Het kostenplaatje Uit onderzoeken die worden verricht door de energiebedrijven, kan worden opgemaakt dat het waardeverlies door eigendoms- en operationele unbundling ten minste moet worden geschat op twee miljard euro. Er wordt een uitsplitsing gemaakt in IT-investeringen, operationele kosten, extra corporate staf, herfinancieringskosten en additionele callcentercapaciteiten. De rating van de leveringsbedrijven zal daardoor omlaag gaan. Sterker nog, hij gaat al omlaag. Er is extra garantstelling nodig bij het lenen van geld en dit zal betekenen dat er minder kan worden geïnvesteerd in onder andere innovatie. Kapitaalverwerving wordt dus duurder, omdat het risicoprofiel groter wordt. Conclusie Alhoewel het LME zich realiseert dat forse discussies kunnen ontstaan over het kostenaspect, is het LME van oordeel dat het toch zal gaan om miljarden euro’s verlies.

→ **De opdrachten**
a – Herhaal woordelijk het deel van de tekst over de kosten van unbundling tussen "Het kostenplaatje Uit" en "miljarden euro’s verlies.", beide inbegrepen.
b – Ga verder met de tekst over de kosten van unbundling bij de energiebedrijven, vanaf het punt waar die stopt.

→ **Aangeleverde gegevens**
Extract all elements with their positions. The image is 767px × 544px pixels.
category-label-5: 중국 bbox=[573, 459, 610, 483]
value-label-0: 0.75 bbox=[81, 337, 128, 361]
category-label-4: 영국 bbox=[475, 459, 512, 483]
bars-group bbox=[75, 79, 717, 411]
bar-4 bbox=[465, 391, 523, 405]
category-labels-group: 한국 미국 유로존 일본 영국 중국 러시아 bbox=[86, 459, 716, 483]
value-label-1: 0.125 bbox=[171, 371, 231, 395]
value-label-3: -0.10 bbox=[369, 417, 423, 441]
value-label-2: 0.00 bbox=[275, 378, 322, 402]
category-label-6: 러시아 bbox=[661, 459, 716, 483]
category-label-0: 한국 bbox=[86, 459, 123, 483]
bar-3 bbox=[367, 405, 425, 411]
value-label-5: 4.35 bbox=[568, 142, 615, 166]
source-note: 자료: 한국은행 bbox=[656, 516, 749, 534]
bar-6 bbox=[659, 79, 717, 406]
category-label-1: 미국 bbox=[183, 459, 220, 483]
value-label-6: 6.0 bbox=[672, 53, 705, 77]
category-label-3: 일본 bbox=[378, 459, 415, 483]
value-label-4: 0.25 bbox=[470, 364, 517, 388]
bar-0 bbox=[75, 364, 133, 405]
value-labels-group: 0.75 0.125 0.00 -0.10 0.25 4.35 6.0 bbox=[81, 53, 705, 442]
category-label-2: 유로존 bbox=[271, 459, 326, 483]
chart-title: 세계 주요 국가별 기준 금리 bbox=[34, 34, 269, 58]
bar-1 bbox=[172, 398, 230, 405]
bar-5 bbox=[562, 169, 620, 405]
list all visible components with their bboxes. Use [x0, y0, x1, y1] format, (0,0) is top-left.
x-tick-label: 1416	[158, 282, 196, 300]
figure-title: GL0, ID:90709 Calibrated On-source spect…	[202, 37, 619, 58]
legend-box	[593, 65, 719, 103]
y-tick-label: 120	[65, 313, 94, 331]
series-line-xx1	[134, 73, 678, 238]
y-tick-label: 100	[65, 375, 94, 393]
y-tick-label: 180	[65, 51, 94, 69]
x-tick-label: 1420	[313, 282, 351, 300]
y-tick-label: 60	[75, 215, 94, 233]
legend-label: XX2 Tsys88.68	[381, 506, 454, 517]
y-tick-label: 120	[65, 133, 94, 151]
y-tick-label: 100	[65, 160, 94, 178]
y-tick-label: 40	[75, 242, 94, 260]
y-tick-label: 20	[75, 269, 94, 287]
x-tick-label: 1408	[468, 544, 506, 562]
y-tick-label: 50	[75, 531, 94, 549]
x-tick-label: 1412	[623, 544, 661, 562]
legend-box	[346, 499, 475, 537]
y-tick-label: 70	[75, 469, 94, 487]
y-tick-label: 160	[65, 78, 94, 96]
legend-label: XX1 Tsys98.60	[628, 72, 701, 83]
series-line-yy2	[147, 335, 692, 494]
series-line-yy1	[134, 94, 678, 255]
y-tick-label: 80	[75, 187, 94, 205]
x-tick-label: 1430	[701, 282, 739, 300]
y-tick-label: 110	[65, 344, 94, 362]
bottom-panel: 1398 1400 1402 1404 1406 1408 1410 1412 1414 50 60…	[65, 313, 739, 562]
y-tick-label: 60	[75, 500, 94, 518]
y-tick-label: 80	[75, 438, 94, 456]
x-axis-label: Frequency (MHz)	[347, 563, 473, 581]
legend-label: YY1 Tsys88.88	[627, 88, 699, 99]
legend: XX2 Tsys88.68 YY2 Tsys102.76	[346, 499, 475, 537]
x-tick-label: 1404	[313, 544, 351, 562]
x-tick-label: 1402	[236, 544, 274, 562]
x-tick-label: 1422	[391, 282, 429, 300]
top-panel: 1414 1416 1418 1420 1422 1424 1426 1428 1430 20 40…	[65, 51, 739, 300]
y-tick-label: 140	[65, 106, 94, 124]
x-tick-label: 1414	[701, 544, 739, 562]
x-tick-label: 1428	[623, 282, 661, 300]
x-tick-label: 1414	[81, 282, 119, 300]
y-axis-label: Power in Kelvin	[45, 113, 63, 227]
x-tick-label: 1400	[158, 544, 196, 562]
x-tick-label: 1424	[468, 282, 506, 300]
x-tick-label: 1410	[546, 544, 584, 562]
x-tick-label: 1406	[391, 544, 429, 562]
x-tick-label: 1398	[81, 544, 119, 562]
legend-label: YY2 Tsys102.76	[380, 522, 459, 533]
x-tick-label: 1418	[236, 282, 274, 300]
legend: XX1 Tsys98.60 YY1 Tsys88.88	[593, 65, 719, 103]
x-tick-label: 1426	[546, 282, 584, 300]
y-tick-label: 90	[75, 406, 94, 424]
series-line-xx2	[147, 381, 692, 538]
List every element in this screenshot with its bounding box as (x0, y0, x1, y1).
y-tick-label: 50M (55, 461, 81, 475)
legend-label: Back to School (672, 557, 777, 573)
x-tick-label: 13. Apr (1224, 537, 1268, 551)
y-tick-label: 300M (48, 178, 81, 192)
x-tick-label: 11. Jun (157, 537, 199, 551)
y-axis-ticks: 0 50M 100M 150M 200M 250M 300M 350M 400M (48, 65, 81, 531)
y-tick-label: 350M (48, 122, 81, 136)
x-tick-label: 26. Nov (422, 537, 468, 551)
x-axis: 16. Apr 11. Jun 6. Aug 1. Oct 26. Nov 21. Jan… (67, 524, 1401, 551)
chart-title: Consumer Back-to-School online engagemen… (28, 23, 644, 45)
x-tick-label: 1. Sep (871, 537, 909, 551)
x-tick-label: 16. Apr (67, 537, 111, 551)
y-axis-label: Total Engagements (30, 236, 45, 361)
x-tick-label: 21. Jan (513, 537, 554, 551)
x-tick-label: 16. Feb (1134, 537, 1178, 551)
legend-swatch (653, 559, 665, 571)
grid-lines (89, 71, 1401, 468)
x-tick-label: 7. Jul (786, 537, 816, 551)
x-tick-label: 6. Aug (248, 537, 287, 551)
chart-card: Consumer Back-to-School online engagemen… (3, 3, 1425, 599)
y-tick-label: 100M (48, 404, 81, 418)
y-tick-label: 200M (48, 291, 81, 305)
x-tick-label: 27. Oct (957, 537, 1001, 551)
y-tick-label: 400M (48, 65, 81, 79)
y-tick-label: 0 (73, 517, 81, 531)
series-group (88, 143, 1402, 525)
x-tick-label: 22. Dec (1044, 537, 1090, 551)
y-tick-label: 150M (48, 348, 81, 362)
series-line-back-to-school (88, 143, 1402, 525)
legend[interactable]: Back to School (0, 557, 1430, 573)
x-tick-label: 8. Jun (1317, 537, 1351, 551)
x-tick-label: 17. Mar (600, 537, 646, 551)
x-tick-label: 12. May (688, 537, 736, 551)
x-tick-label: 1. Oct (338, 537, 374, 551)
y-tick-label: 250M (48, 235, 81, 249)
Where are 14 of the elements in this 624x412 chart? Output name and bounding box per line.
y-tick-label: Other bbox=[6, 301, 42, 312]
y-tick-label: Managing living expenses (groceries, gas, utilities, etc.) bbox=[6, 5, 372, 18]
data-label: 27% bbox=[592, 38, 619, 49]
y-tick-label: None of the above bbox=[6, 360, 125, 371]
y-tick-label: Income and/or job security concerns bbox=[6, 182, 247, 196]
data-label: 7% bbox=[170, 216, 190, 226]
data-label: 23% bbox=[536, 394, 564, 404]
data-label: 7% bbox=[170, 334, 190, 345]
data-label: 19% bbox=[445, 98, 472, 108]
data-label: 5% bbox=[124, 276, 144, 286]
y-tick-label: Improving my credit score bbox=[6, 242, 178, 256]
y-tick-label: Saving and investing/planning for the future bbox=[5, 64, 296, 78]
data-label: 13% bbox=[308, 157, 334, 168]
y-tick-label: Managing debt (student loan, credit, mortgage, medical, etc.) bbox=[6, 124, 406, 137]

→ **Resultaten**
a –
Het kostenplaatje Uit onderzoeken die worden verricht door de energiebedrijven, kan worden opgemaakt dat het waardeverlies door eigendoms- en operationele unbundling ten minste moet worden geschat op twee miljard euro. Er wordt een uitsplitsing gemaakt in IT-investeringen, operationele kosten, extra corporate staf, herfinancieringskosten en additionele callcentercapaciteiten. De rating van de leveringsbedrijven zal daardoor omlaag gaan. Sterker nog, hij gaat al omlaag. Er is extra garantstelling nodig bij het lenen van geld en dit zal betekenen dat er minder kan worden geïnvesteerd in onder andere innovatie. Kapitaalverwerving wordt dus duurder, omdat het risicoprofiel groter wordt. Conclusie Alhoewel het LME zich realiseert dat forse discussies kunnen ontstaan over het kostenaspect, is het LME van oordeel dat het toch zal gaan om miljarden euro’s verlies.

b –
Onze eigenaren/aandeelhouders Een aantal eigenaren van de energiebedrijven - dat zijn provincies en gemeentelijke overheden - wil op korte termijn geld zien. Dit maakt een aantal van onze eigenaren gevoelig voor de argumenten van minister Brinkhorst om te unbundelen. Maar zij moeten dan ook de keerzijde van dat financiële aspect in hun afwegingen betrekken. 1. Sommige deskundigen stellen dat door de splitsing van de ondernemingen een waardeverlies ontstaat van vijf miljard euro. Dit waardeverlies zal door de eigenaren gevoeld worden.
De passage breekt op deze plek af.